→ EXERCISE DIRECTIONS:
In the listing below, locate the lines that hold "Soldering" and copy them.

→ RECORDS FOR PROCESSING:
<<<<

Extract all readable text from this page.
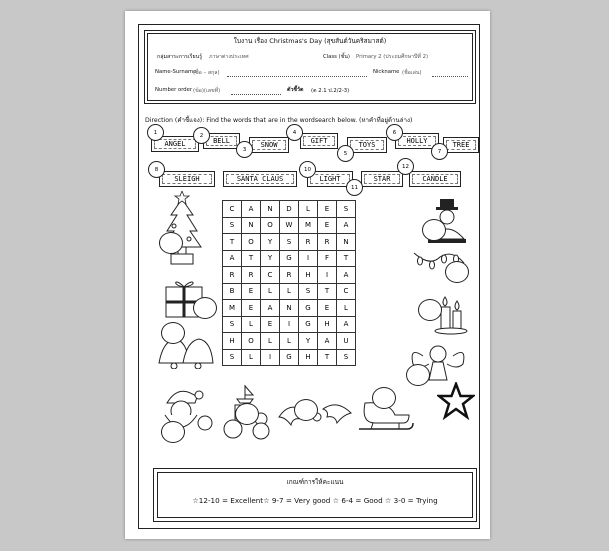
ใบงาน เรื่อง Christmas's Day (สุขสันต์วันคริสมาสต์)
กลุ่มสาระการเรียนรู้ ภาษาต่างประเทศ	Class (ชั้น) Primary 2 (ประถมศึกษาปีที่ 2)
Name-Surname
(ชื่อ – สกุล)	Nickname (ชื่อเล่น)
Number order (ข้อ)(เลขที่)	ตัวชี้วัด (ต 2.1 ป.2/2-3)
Direction (คำชี้แจง): Find the words that are in the wordsearch below. (หาคำที่อยู่ด้านล่าง)
ANGEL	BELL	SNOW	GIFT	TOYS	HOLLY	TREE
SLEIGH	SANTA CLAUS	LIGHT	STAR	CANDLE
1	2
3
4
5
6
7
8	10
11
12
C	A	N	D	L	E	S
S	N	O	W	M	E	A
T	O	Y	S	R	R	N
A	T	Y	G	I	F	T
R	R	C	R	H	I	A
B	E	L	L	S	T	C
M	E	A	N	G	E	L
S	L	E	I	G	H	A
H	O	L	L	Y	A	U
S	L	I	G	H	T	S
เกณฑ์การให้คะแนน
☆12-10 = Excellent☆ 9-7 = Very good ☆ 6-4 = Good ☆ 3-0 = Trying
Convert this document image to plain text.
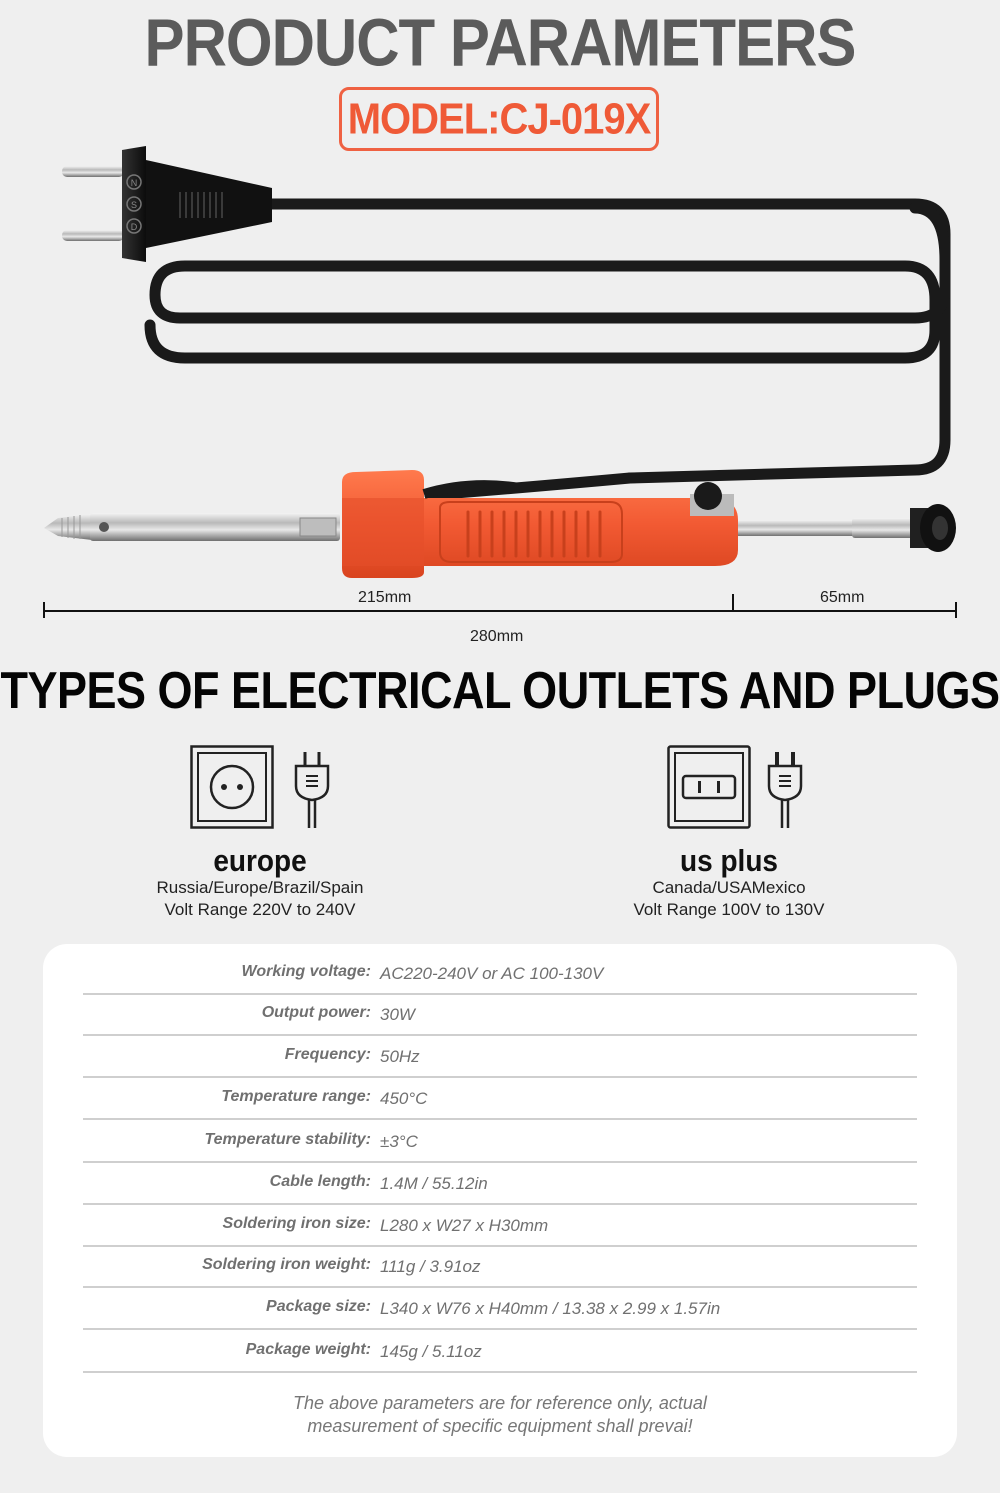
PRODUCT PARAMETERS
MODEL:CJ-019X
N
S
D
215mm	65mm
280mm
TYPES OF ELECTRICAL OUTLETS AND PLUGS
europe
Russia/Europe/Brazil/Spain
Volt Range 220V to 240V
us plus
Canada/USAMexico
Volt Range 100V to 130V
Working voltage: AC220-240V or AC 100-130V
Output power: 30W
Frequency: 50Hz
Temperature range: 450°C
Temperature stability: ±3°C
Cable length: 1.4M / 55.12in
Soldering iron size: L280 x W27 x H30mm
Soldering iron weight: 111g / 3.91oz
Package size: L340 x W76 x H40mm / 13.38 x 2.99 x 1.57in
Package weight: 145g / 5.11oz
The above parameters are for reference only, actual
measurement of specific equipment shall prevai!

>>>>

→ TASK ANSWER:
Soldering iron size: L280 x W27 x H30mm
Soldering iron weight: 111g / 3.91oz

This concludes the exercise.